慶應義塾大学医学部内科学(呼吸器)教授 別役智子研究室の石井誠専任講師、南宮湖共同研究員、同感染制御センターの長谷川直樹教授らの研究グループは、経口抗菌薬(抗生物質)として汎用されているマクロライド系抗菌薬が抗菌作用とは別に持つ、免疫の調整や炎症を抑制する保護的作用の新たなメカニズムを解明しました。
マクロライドは、日本において、経口抗菌薬使用割合が33%を占める最も使用量の多い抗菌薬です(2013年、厚生労働省統計)。マクロライドは、菌を殺したり増殖を抑制する抗菌作用の他に、免疫を調整したり、炎症をおさえる作用を有することが知られています。その免疫調整作用・抗炎症作用を期待して、臨床では、気管支拡張症、びまん性汎細気管支炎、慢性閉塞性肺疾患(以下、COPD)の増悪の予防など、多くの呼吸器疾患に対して治療薬として広く利用されています。しかし、これまでその効果について詳細なメカニズムは不明でした。
------------
__取り組む課題__
1 > マクロライド系抗菌薬に関する読解文を読み、次の問いに答えなさい。
(a) 研究グループが解明したのは、マクロライド系抗菌薬のどのような作用の新たなメカニズムか。
(b) 2013年の厚生労働省統計で、日本の経口抗菌薬使用割合に占めるマクロライドの割合は何%か。
(c) 臨床でマクロライドが治療薬として利用されている呼吸器疾患として、本文が挙げている例は何か。
2 > マクロライド系抗菌薬の作用に関する読解文を、最後の文の後から書き進めなさい。
記録は参照しなくてかまいません。

[構造化ページ解析データ]
------------
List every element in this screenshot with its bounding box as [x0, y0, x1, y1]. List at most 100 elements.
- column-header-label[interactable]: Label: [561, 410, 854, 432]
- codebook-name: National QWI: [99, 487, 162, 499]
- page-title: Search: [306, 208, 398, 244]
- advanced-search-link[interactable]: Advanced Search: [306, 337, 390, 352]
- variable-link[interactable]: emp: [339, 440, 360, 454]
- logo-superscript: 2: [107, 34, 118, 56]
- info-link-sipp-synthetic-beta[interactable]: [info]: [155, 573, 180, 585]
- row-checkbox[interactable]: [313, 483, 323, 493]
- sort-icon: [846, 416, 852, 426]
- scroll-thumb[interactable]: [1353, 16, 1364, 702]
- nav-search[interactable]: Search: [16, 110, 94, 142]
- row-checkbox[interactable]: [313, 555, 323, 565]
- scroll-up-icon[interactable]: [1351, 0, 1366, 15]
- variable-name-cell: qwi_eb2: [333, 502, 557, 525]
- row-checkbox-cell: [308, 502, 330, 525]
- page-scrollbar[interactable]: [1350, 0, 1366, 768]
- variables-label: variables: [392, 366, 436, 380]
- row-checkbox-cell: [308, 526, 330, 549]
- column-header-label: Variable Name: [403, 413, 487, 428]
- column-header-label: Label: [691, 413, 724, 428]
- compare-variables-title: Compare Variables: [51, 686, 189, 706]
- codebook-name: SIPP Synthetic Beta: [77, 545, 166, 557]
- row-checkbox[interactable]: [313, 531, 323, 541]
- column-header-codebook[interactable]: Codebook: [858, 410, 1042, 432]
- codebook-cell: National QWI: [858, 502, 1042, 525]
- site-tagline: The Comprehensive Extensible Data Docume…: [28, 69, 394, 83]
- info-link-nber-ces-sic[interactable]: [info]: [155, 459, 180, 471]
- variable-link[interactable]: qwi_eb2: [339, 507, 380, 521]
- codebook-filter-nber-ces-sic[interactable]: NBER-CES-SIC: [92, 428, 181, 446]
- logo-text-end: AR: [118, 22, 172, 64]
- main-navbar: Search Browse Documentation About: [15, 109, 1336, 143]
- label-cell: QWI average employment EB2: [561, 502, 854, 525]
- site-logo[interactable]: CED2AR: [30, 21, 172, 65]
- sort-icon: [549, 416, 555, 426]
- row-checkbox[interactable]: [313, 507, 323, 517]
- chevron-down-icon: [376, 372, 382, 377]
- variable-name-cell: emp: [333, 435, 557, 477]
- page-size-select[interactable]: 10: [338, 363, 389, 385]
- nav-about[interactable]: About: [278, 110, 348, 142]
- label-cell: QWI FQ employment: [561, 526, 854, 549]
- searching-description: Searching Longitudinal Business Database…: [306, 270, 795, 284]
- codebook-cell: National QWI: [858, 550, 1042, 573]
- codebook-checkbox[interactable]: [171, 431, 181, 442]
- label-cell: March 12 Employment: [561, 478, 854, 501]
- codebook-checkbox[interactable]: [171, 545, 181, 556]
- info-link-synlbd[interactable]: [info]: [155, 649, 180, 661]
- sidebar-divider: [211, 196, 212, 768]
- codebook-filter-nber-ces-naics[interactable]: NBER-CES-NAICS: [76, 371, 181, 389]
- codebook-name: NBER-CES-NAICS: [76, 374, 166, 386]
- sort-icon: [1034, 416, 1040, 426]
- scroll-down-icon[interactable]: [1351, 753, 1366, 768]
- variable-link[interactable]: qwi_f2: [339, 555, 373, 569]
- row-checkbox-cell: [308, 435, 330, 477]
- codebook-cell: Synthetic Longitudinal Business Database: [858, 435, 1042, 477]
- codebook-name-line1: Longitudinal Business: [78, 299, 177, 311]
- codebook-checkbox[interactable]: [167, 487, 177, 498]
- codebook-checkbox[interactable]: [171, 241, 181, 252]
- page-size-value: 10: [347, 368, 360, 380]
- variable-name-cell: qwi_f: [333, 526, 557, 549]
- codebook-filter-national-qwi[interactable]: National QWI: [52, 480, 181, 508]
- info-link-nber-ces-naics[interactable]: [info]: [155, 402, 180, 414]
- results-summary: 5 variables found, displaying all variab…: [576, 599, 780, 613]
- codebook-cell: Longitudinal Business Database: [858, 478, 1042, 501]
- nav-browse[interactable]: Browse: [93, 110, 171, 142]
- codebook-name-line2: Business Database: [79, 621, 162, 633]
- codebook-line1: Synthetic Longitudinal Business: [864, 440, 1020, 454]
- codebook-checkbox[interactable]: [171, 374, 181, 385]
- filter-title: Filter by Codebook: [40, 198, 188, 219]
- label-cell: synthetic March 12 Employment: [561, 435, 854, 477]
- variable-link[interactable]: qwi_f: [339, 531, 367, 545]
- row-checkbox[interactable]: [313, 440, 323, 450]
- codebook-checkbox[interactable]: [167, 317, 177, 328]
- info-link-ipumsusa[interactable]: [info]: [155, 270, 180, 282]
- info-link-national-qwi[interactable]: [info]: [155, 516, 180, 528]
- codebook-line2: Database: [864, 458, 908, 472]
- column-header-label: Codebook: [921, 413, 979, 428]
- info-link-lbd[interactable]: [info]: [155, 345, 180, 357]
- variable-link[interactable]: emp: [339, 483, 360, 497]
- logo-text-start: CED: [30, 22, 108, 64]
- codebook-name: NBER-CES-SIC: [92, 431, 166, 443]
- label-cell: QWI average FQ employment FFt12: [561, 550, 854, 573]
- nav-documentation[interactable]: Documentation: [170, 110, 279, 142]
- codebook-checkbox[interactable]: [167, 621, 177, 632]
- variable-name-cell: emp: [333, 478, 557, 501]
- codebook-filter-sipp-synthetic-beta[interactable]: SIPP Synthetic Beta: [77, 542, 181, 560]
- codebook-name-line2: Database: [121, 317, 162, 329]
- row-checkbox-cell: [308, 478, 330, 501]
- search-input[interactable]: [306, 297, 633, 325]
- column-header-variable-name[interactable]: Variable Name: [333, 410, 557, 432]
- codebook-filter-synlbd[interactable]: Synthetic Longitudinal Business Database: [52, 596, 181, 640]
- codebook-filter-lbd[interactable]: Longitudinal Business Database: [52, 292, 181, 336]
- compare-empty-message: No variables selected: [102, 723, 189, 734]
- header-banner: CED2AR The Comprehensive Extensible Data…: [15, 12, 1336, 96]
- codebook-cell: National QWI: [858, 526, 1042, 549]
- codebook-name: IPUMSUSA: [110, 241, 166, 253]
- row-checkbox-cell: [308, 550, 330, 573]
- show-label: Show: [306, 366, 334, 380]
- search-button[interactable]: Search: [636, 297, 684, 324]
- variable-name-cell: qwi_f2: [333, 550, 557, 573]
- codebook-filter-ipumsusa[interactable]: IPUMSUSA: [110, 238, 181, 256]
------------
__解答の例__
1 >
(a) 抗菌作用とは別に持つ、免疫の調整や炎症を抑制する保護的作用。
(b) 33%。
(c) 気管支拡張症、びまん性汎細気管支炎、慢性閉塞性肺疾患(COPD)の増悪の予防。

2 >
今回、石井誠専任講師らの研究グループは、マクロライド系抗菌薬のクラリスロマイシンの投与により、骨髄由来免疫抑制細胞(以下、MDSC)様の性質を有するCD11b陽性Gr-1陽性細胞(MDSC様細胞)が、肺や脾臓で約2.5から3.3倍に増加することを発見しました。さらに、その増加したMDSC 様細胞が免疫調整作用に主たる役割を果たしていることをマウスモデル(細菌の菌体成分の内毒素によるショックモデルや、インフルエンザ感染後2次性細菌肺炎モデル)を用いて解明し、ヒトでもクラリスロマイシンの投与によりMDSC様細胞が増加している可能性を示しました。
適正でない抗生剤の使用は薬剤耐性菌を生み出す原因となることから、厚生労働省は抗生剤の使用量の削減を推進しています。本研究の成果は、マクロライドの免疫調整作用に限定して効果を持つ新たな薬剤の開発に貢献することが期待され、世界的な課題である薬剤耐性(Antimicrobial Resistance: AMR)対策の点から、意義を有します。
本研究成果は、2018年4月5日(米国東部時間)に国際科学誌『PLOS Pathogens』オンライン版に掲載されました。